WORK TO COMPLETE:
Give the data again, word for word.

[Extracted data entries]
········
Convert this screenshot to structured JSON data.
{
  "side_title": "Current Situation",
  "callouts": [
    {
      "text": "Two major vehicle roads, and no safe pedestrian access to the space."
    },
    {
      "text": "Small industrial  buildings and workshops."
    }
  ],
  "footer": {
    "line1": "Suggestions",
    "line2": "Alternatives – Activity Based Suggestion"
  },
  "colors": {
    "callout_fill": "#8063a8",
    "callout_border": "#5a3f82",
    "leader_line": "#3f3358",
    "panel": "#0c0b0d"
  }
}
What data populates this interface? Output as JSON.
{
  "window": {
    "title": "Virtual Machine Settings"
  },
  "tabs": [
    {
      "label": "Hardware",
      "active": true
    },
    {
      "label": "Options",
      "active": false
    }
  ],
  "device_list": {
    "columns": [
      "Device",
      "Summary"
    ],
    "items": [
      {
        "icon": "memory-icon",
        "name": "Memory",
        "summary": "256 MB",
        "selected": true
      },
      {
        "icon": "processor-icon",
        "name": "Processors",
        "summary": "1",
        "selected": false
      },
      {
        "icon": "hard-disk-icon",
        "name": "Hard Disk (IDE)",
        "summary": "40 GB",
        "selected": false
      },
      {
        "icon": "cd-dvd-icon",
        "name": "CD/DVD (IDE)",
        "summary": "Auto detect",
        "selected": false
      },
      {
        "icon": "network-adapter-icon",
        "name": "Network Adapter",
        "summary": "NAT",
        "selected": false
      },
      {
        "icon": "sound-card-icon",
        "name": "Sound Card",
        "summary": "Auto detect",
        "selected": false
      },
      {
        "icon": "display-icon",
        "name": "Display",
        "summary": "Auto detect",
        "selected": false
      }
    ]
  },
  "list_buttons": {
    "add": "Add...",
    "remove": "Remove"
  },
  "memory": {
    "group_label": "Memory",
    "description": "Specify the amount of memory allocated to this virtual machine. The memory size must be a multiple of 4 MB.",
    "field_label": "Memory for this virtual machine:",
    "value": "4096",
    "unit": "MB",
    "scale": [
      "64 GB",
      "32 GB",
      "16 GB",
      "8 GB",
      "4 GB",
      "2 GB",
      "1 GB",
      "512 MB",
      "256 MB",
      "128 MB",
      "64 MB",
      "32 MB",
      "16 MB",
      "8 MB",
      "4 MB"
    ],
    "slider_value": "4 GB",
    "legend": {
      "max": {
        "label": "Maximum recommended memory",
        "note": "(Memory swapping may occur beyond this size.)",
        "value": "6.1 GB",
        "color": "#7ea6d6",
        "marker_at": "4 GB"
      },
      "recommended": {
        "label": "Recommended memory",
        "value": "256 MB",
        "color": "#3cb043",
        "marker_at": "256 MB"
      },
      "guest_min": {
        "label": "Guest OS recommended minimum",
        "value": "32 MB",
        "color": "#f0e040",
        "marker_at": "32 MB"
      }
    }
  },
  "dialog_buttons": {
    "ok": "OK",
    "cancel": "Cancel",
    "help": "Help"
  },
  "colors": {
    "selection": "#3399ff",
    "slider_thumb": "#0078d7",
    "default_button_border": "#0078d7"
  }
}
········
SOLUTION TO THE EXERCISE:
Convert this screenshot to structured JSON data.
{
  "side_title": "Current Situation",
  "callouts": [
    {
      "text": "Two major vehicle roads, and no safe pedestrian access to the space."
    },
    {
      "text": "Small industrial  buildings and workshops."
    }
  ],
  "footer": {
    "line1": "Suggestions",
    "line2": "Alternatives – Activity Based Suggestion"
  },
  "colors": {
    "callout_fill": "#8063a8",
    "callout_border": "#5a3f82",
    "leader_line": "#3f3358",
    "panel": "#0c0b0d"
  }
}
What data populates this interface? Output as JSON.
{
  "window": {
    "title": "Virtual Machine Settings"
  },
  "tabs": [
    {
      "label": "Hardware",
      "active": true
    },
    {
      "label": "Options",
      "active": false
    }
  ],
  "device_list": {
    "columns": [
      "Device",
      "Summary"
    ],
    "items": [
      {
        "icon": "memory-icon",
        "name": "Memory",
        "summary": "256 MB",
        "selected": true
      },
      {
        "icon": "processor-icon",
        "name": "Processors",
        "summary": "1",
        "selected": false
      },
      {
        "icon": "hard-disk-icon",
        "name": "Hard Disk (IDE)",
        "summary": "40 GB",
        "selected": false
      },
      {
        "icon": "cd-dvd-icon",
        "name": "CD/DVD (IDE)",
        "summary": "Auto detect",
        "selected": false
      },
      {
        "icon": "network-adapter-icon",
        "name": "Network Adapter",
        "summary": "NAT",
        "selected": false
      },
      {
        "icon": "sound-card-icon",
        "name": "Sound Card",
        "summary": "Auto detect",
        "selected": false
      },
      {
        "icon": "display-icon",
        "name": "Display",
        "summary": "Auto detect",
        "selected": false
      }
    ]
  },
  "list_buttons": {
    "add": "Add...",
    "remove": "Remove"
  },
  "memory": {
    "group_label": "Memory",
    "description": "Specify the amount of memory allocated to this virtual machine. The memory size must be a multiple of 4 MB.",
    "field_label": "Memory for this virtual machine:",
    "value": "4096",
    "unit": "MB",
    "scale": [
      "64 GB",
      "32 GB",
      "16 GB",
      "8 GB",
      "4 GB",
      "2 GB",
      "1 GB",
      "512 MB",
      "256 MB",
      "128 MB",
      "64 MB",
      "32 MB",
      "16 MB",
      "8 MB",
      "4 MB"
    ],
    "slider_value": "4 GB",
    "legend": {
      "max": {
        "label": "Maximum recommended memory",
        "note": "(Memory swapping may occur beyond this size.)",
        "value": "6.1 GB",
        "color": "#7ea6d6",
        "marker_at": "4 GB"
      },
      "recommended": {
        "label": "Recommended memory",
        "value": "256 MB",
        "color": "#3cb043",
        "marker_at": "256 MB"
      },
      "guest_min": {
        "label": "Guest OS recommended minimum",
        "value": "32 MB",
        "color": "#f0e040",
        "marker_at": "32 MB"
      }
    }
  },
  "dialog_buttons": {
    "ok": "OK",
    "cancel": "Cancel",
    "help": "Help"
  },
  "colors": {
    "selection": "#3399ff",
    "slider_thumb": "#0078d7",
    "default_button_border": "#0078d7"
  }
}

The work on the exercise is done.